WRITTEN PROBLEM A: Decide whether each statement below agrees with the festival article, answering yes or no and quoting the exact words of the festival article that settle it. (i) The Pacific Austronesian Joint Harvest Festival lasts four days. (ii) The Dulan Harvest Festival takes place in Hualien. (iii) In the Amis language, pasiwali means "going to the east."

==== DOCUMENT EXTRACT ====

A Season of Ceremony and Song
Across summer and autumn, Taiwan’s indigenous calendar comes alive. In villages framed by mountains, coastlines and rice fields, communities gather for ceremonies that have long marked the rhythm of the year. There is music and dancing, food shared around tables, handmade crafts, ritual dress, the beat of drums, the call of voices, the feeling of a culture not preserved behind glass, but lived in real time.
For visitors, these festivals offer rare access to Taiwan’s indigenous traditions. Yet their power lies in the fact that they are not staged spectacles. They are living ceremonies, rooted in identity, ancestry and place.
Pacific Austronesian Joint Harvest Festival
16–19 July 2026, Hualien
In Hualien, where the mountains fall dramatically towards the Pacific, the Pacific Austronesian Joint Harvest Festival brings together indigenous communities from across the region for four days of celebration.
The festival is rich with music, dance, indigenous food, handicrafts and tribal mini-tours, offering a vivid introduction to the songs, ceremonial rituals and creative traditions of multiple peoples in one gathering.
It is a festival of colour and movement, but also one of continuity. Here, performance becomes preservation, and celebration becomes a bridge between Taiwan’s indigenous communities and the wider Austronesian world.

Dulan Harvest Festival
15–19 July 2026, Taitung
On Taiwan’s east coast, in the creative coastal community of Dulan, the Dulan Harvest Festival is one of the most important ceremonies of the Amis calendar.
For several days, the village fills with song, dance, ritual and communal celebration. The sea is close, the mountains rise behind, and the atmosphere is charged with the feeling of a place gathering itself around memory and gratitude.
For travellers, Dulan offers one of the most evocative encounters with Taiwan’s indigenous life: intimate, coastal, musical and deeply rooted in Amis tradition.
Taiwan PASIWALI Festival
November 2026, Taitung
In the Amis language, pasiwali means “going to the east”: towards the rising sun, towards the island homeland of the Austronesian world.
Held annually in Taitung, the Taiwan PASIWALI Festival brings together indigenous musicians from Taiwan and overseas for a celebration of sound, place and cultural connection. Across performances, open-air markets and visits to tribal buildings, the festival becomes a meeting point between local heritage and global indigenous creativity.

====

WRITTEN PROBLEM B: Please convert the part of the listing that runs from its first line through the line containing "167, 815, 173]" into a Markdown table with the columns Row and Line, one row per non-blank line.

==== ENTRIES SUPPLIED ====

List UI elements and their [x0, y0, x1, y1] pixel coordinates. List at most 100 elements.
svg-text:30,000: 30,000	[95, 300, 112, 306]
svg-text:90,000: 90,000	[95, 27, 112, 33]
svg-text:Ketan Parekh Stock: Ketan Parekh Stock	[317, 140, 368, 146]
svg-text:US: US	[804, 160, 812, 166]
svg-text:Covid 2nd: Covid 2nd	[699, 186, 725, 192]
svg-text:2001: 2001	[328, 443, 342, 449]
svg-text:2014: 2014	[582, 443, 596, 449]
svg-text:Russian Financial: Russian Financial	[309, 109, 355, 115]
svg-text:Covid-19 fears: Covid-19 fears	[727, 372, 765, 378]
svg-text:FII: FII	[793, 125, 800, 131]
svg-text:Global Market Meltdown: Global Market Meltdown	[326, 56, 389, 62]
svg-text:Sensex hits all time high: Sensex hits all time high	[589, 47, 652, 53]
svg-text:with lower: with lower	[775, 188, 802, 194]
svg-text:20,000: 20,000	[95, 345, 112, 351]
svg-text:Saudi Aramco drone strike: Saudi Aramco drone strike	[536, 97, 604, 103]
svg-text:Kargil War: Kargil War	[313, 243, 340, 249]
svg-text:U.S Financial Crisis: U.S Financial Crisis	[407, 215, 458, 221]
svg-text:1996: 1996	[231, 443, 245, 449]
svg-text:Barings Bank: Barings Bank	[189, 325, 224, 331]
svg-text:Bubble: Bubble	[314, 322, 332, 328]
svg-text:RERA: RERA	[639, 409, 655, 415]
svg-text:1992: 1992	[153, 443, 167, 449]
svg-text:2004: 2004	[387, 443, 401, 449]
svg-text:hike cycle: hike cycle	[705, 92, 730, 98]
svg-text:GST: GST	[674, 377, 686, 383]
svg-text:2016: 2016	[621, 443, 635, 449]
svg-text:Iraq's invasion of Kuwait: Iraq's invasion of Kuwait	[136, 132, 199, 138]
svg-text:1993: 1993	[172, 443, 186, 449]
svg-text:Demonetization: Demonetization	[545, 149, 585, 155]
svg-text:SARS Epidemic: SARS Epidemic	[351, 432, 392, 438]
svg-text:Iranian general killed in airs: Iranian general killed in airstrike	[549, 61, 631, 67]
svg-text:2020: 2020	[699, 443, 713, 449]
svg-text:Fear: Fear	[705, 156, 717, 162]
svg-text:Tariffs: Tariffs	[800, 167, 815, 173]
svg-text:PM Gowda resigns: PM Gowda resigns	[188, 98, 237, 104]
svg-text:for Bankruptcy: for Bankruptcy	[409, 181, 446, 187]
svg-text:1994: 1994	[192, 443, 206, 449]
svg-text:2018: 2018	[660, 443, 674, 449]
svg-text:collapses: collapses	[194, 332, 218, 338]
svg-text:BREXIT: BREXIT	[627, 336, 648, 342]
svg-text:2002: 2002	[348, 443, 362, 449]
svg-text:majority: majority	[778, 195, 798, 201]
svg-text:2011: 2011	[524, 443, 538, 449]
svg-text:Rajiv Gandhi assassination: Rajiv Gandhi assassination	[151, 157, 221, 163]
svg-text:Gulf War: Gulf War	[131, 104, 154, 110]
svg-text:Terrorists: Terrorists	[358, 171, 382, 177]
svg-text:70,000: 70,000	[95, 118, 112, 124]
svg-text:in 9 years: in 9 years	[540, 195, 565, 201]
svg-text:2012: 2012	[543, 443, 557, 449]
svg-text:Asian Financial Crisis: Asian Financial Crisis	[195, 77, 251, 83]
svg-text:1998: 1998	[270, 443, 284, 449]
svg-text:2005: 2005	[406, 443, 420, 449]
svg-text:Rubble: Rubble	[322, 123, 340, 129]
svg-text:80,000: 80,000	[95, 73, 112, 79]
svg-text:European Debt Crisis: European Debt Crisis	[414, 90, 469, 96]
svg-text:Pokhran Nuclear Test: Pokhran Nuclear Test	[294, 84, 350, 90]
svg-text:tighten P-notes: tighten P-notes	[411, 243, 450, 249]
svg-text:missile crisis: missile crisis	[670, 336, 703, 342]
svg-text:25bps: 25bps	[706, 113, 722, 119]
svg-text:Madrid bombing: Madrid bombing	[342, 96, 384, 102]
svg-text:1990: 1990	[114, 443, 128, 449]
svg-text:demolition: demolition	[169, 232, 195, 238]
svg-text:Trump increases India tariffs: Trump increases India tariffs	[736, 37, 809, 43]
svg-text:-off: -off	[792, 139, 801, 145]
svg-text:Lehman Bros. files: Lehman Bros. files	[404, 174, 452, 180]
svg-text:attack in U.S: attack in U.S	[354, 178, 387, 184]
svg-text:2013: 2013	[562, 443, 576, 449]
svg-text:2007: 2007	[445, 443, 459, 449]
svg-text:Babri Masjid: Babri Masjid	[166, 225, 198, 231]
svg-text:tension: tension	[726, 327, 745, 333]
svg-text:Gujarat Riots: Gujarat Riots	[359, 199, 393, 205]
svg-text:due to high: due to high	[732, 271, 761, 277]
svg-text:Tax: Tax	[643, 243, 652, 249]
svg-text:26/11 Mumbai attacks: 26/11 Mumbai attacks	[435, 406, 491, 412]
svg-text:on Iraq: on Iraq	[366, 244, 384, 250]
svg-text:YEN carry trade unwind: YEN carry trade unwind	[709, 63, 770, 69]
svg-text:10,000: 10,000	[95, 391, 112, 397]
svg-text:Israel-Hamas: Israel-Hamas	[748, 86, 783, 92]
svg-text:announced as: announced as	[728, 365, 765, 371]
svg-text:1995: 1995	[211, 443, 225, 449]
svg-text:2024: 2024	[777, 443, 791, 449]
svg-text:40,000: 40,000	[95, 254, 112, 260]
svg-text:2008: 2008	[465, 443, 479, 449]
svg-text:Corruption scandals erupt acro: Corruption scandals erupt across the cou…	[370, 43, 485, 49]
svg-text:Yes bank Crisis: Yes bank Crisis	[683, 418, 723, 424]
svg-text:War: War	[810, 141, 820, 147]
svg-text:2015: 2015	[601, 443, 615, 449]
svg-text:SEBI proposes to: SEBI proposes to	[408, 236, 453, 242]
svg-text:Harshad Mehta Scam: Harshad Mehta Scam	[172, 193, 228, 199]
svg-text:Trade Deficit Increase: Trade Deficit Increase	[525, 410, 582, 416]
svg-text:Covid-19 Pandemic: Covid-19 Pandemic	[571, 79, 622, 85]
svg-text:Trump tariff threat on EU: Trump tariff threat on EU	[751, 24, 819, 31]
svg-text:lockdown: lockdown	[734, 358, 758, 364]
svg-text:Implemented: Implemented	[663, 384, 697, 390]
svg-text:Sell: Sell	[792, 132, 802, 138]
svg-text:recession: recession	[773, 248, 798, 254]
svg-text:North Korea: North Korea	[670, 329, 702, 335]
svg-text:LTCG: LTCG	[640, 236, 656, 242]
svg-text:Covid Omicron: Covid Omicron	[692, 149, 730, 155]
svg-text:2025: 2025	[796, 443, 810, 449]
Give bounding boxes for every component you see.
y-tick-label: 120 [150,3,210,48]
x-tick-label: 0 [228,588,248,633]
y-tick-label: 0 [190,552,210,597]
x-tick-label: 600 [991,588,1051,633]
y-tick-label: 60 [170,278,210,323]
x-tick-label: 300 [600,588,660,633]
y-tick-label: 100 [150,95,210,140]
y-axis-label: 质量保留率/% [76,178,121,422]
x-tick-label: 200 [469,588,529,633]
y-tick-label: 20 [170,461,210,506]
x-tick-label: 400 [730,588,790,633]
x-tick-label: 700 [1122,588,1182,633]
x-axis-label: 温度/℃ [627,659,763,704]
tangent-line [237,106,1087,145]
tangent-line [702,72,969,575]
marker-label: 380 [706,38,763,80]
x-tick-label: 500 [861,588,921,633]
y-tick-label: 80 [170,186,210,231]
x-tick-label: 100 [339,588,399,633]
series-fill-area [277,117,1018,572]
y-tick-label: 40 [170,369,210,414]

====

EXERCISE RESPONSE A:
(i) Yes: "for four days of celebration"
(ii) No: "15–19 July 2026, Taitung"
(iii) Yes: "In the Amis language, pasiwali means “going to the east”"

EXERCISE RESPONSE B:
| Row | Line |
|---|---|
| 1 | List UI elements and their [x0, y0, x1, y1] pixel coordinates. List at most 100 elements. |
| 2 | svg-text:30,000: 30,000	[95, 300, 112, 306] |
| 3 | svg-text:90,000: 90,000	[95, 27, 112, 33] |
| 4 | svg-text:Ketan Parekh Stock: Ketan Parekh Stock	[317, 140, 368, 146] |
| 5 | svg-text:US: US	[804, 160, 812, 166] |
| 6 | svg-text:Covid 2nd: Covid 2nd	[699, 186, 725, 192] |
| 7 | svg-text:2001: 2001	[328, 443, 342, 449] |
| 8 | svg-text:2014: 2014	[582, 443, 596, 449] |
| 9 | svg-text:Russian Financial: Russian Financial	[309, 109, 355, 115] |
| 10 | svg-text:Covid-19 fears: Covid-19 fears	[727, 372, 765, 378] |
| 11 | svg-text:FII: FII	[793, 125, 800, 131] |
| 12 | svg-text:Global Market Meltdown: Global Market Meltdown	[326, 56, 389, 62] |
| 13 | svg-text:Sensex hits all time high: Sensex hits all time high	[589, 47, 652, 53] |
| 14 | svg-text:with lower: with lower	[775, 188, 802, 194] |
| 15 | svg-text:20,000: 20,000	[95, 345, 112, 351] |
| 16 | svg-text:Saudi Aramco drone strike: Saudi Aramco drone strike	[536, 97, 604, 103] |
| 17 | svg-text:Kargil War: Kargil War	[313, 243, 340, 249] |
| 18 | svg-text:U.S Financial Crisis: U.S Financial Crisis	[407, 215, 458, 221] |
| 19 | svg-text:1996: 1996	[231, 443, 245, 449] |
| 20 | svg-text:Barings Bank: Barings Bank	[189, 325, 224, 331] |
| 21 | svg-text:Bubble: Bubble	[314, 322, 332, 328] |
| 22 | svg-text:RERA: RERA	[639, 409, 655, 415] |
| 23 | svg-text:1992: 1992	[153, 443, 167, 449] |
| 24 | svg-text:2004: 2004	[387, 443, 401, 449] |
| 25 | svg-text:hike cycle: hike cycle	[705, 92, 730, 98] |
| 26 | svg-text:GST: GST	[674, 377, 686, 383] |
| 27 | svg-text:2016: 2016	[621, 443, 635, 449] |
| 28 | svg-text:Iraq's invasion of Kuwait: Iraq's invasion of Kuwait	[136, 132, 199, 138] |
| 29 | svg-text:1993: 1993	[172, 443, 186, 449] |
| 30 | svg-text:Demonetization: Demonetization	[545, 149, 585, 155] |
| 31 | svg-text:SARS Epidemic: SARS Epidemic	[351, 432, 392, 438] |
| 32 | svg-text:Iranian general killed in airs: Iranian general killed in airstrike	[549, 61, 631, 67] |
| 33 | svg-text:2020: 2020	[699, 443, 713, 449] |
| 34 | svg-text:Fear: Fear	[705, 156, 717, 162] |
| 35 | svg-text:Tariffs: Tariffs	[800, 167, 815, 173] |